Written problem →
Gather, from the data below, each line in which the word "然后点击弹出的按钮将其转换为图片" occurs.

===== Task data

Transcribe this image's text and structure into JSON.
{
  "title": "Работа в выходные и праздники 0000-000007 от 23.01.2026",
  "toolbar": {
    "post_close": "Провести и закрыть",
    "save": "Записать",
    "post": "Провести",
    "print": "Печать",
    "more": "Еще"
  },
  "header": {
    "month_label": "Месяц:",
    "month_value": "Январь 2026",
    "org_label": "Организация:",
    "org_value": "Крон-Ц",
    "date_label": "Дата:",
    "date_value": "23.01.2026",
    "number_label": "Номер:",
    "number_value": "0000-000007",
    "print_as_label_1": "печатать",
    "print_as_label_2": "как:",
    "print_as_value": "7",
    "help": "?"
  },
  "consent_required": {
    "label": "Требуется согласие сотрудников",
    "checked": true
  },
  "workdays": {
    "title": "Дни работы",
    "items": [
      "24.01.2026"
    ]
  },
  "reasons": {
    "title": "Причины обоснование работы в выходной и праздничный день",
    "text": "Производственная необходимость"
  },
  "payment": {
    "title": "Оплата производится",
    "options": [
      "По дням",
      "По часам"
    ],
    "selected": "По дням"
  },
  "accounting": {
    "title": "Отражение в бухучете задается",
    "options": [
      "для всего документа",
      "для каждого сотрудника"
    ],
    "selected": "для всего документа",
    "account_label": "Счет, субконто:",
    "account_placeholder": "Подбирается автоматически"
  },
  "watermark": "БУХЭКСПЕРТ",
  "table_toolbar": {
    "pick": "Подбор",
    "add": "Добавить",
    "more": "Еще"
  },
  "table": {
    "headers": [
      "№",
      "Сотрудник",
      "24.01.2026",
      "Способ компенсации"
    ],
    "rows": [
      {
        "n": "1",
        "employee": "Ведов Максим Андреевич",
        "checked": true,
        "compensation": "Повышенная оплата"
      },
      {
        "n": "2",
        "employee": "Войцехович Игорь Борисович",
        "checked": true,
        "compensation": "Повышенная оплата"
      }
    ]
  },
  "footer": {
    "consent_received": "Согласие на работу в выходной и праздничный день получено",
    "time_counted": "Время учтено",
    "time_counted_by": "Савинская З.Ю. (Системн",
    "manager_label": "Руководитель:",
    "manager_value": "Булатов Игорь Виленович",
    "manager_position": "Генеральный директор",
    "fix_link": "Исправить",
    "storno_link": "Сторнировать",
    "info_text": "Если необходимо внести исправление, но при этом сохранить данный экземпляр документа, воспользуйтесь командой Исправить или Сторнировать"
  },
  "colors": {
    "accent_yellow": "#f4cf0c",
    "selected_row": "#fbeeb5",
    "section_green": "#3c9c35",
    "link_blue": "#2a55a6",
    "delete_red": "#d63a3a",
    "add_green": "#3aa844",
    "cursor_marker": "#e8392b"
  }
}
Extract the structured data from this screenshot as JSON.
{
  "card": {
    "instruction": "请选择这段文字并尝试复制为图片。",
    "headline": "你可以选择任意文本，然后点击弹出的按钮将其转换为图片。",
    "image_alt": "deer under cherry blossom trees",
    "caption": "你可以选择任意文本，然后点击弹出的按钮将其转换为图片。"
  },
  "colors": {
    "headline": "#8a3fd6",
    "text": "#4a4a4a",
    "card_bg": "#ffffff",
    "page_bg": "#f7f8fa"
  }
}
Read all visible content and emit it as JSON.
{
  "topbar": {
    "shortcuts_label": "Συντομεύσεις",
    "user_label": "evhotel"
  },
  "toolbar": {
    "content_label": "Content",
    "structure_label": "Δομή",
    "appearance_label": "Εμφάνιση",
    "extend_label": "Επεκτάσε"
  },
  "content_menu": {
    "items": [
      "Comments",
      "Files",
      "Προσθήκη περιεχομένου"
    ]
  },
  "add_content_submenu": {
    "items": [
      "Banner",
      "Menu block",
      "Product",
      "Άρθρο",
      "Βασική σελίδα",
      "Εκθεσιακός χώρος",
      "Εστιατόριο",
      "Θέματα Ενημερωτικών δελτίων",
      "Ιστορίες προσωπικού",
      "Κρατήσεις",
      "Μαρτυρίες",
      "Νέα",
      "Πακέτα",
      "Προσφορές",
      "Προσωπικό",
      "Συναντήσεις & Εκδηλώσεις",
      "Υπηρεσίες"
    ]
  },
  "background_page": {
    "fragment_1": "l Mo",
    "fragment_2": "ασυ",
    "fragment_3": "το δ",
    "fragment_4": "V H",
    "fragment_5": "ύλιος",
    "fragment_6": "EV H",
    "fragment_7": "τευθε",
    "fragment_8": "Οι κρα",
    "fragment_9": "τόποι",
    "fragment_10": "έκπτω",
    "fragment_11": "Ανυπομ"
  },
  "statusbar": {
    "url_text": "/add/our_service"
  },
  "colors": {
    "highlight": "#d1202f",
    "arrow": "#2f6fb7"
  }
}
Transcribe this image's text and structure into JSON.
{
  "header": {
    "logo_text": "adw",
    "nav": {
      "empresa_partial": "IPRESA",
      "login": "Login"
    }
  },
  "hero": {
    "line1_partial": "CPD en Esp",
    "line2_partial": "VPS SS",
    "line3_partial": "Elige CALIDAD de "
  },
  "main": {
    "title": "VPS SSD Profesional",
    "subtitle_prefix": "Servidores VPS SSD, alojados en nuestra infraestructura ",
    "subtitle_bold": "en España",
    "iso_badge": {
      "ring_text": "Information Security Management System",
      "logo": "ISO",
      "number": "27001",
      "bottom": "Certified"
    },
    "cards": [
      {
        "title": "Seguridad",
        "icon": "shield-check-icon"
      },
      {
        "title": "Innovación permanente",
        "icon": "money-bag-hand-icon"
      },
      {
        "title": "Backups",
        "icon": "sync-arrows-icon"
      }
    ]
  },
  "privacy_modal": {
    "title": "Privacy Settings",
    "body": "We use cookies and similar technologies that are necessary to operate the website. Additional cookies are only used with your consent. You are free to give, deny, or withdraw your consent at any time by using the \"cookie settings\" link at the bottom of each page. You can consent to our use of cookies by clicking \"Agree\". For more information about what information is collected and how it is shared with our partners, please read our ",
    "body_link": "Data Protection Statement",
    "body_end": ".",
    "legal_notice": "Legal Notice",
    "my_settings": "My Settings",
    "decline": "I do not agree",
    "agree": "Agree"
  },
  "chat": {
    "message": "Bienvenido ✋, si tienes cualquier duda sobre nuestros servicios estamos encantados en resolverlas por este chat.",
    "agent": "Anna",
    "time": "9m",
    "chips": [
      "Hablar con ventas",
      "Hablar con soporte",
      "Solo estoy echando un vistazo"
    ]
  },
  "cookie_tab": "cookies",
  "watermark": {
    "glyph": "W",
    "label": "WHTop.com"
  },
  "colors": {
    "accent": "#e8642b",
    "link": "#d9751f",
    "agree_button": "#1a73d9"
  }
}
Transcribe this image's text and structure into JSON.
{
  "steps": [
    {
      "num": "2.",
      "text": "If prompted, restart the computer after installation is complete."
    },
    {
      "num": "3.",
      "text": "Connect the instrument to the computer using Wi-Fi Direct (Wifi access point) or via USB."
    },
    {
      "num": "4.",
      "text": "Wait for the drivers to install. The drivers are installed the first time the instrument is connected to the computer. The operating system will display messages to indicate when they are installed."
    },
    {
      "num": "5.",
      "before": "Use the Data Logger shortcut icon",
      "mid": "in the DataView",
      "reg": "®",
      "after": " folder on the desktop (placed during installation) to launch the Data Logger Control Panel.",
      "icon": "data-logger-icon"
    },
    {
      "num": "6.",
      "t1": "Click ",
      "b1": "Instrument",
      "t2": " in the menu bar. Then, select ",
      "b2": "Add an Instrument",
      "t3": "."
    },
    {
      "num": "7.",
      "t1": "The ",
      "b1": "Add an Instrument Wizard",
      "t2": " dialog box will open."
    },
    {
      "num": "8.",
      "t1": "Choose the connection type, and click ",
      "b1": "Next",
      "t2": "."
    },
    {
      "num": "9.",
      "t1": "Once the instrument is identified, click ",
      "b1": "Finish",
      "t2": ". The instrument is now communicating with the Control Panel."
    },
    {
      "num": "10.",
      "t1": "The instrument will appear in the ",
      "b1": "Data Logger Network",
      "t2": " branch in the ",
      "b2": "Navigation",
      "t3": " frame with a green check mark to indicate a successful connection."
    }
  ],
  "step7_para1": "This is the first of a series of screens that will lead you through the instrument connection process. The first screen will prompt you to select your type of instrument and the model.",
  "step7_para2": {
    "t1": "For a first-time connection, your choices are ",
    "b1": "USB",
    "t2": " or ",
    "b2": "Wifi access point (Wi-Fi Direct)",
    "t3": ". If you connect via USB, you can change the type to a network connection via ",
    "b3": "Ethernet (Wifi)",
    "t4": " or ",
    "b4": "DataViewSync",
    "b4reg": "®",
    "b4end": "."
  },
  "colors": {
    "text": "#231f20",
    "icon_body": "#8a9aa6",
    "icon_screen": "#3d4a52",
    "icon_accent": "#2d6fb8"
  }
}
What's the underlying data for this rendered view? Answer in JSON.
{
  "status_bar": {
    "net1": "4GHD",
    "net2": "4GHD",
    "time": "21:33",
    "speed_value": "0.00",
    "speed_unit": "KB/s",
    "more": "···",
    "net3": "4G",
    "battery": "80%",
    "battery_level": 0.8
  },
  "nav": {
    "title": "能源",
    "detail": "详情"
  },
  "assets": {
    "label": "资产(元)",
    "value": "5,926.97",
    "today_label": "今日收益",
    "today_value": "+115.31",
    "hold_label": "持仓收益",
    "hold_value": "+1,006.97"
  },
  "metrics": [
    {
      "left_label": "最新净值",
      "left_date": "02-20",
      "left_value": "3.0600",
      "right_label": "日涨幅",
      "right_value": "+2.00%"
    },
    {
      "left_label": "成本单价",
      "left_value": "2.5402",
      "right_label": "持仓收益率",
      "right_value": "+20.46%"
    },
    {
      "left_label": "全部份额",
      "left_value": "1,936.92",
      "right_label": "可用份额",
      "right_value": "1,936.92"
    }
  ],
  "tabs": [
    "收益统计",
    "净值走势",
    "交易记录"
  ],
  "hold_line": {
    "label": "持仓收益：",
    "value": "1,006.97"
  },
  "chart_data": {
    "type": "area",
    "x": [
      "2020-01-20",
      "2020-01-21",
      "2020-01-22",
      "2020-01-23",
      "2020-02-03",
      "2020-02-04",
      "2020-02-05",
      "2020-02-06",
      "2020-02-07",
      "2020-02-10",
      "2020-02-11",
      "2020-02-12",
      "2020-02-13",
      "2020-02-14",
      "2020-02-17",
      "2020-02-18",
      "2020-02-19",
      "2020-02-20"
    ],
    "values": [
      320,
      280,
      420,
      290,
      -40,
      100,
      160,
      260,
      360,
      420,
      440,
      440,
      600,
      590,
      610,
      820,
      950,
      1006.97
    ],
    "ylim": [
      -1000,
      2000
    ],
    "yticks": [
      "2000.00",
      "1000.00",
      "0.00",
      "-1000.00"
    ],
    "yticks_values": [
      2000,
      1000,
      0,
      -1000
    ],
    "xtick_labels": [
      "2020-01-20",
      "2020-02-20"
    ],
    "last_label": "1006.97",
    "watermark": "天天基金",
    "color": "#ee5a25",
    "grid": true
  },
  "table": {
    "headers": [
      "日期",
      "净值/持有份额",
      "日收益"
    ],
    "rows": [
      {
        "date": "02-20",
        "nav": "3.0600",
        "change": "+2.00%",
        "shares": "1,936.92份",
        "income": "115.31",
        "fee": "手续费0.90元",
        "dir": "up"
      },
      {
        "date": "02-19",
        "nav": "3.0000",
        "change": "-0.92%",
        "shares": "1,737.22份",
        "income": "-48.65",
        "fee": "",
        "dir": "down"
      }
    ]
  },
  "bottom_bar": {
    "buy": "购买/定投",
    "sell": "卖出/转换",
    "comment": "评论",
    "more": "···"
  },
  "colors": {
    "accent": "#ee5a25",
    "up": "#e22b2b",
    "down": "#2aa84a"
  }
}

==========

Task result →
    "headline": "你可以选择任意文本，然后点击弹出的按钮将其转换为图片。",
    "caption": "你可以选择任意文本，然后点击弹出的按钮将其转换为图片。"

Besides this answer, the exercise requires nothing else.